* _Texto fornecido_:
↓↓↓
Acórdão do Tribunal da Relação do Porto
Processo:
488/08.1TBLSD.P1
Nº Convencional: JTRP000

Data do acórdão:10-03-2014

I- Na acção da impugnação pauliana se o juiz, no dispositivo da sentença, julga a acção procedente e decreta as consequências plasmadas no artigo 616.º, nº 1 do C.Civil que não correspondem formalmente ao pedido formulado, ainda assim não se pode dizer que tenha havido condenação em quantidade superior ou em objecto diverso do pedido, pois que, o decidido pelo tribunal não se afastou do efeito prático-jurídico que está subjacente à instauração daquela acção.
II- A prova testemunhal relacionada com convenção contrária ao conteúdo da escritura pública é de ter como admissível quando complementar (coadjuvante) de um elemento de prova escrito que constitua um suporte documental suficientemente forte para que, constituindo a base da convicção do julgador, se possa, a partir dele, avançar para a respectiva complementação, ou seja, demonstrar não ser verdadeira a afirmação produzida perante o documentador.
↑↑↑
* _Lista de tarefas_:
[1] Que data consta do acórdão do Tribunal da Relação do Porto?
[2] Prolongue o acórdão do Tribunal da Relação do Porto a partir da última frase apresentada.

* _Excertos de dados_:
↓↓↓
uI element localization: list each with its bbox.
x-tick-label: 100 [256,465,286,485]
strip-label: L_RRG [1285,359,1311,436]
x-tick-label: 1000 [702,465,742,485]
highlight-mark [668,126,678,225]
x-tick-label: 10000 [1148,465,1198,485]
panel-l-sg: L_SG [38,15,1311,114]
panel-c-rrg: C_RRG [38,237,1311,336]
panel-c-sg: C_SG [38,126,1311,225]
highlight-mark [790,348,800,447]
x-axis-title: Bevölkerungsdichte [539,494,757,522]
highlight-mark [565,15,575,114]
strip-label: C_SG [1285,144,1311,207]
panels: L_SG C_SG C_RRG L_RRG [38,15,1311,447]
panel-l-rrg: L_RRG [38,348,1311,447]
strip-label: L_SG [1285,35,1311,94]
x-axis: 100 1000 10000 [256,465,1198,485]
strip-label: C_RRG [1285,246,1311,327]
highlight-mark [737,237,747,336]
↑↑↑
* _Resultados do exercício_:
[1] 10-03-2014.

[2]
III- Na impugnação pauliana provada a compra e venda de um imóvel pelo seu valor real, diferente do declarado na respectiva escritura, com isso fica verificado o requisito da existência do crédito, cabendo ao terceiro adquirente do acto impugnado a prova do pagamento desse valor com vista à improcedência da acção.
IV- Sendo impugnado negócio oneroso posterior ao crédito prejudicado, o preenchimento do requisito da má fé basta-se com a negligência consciente.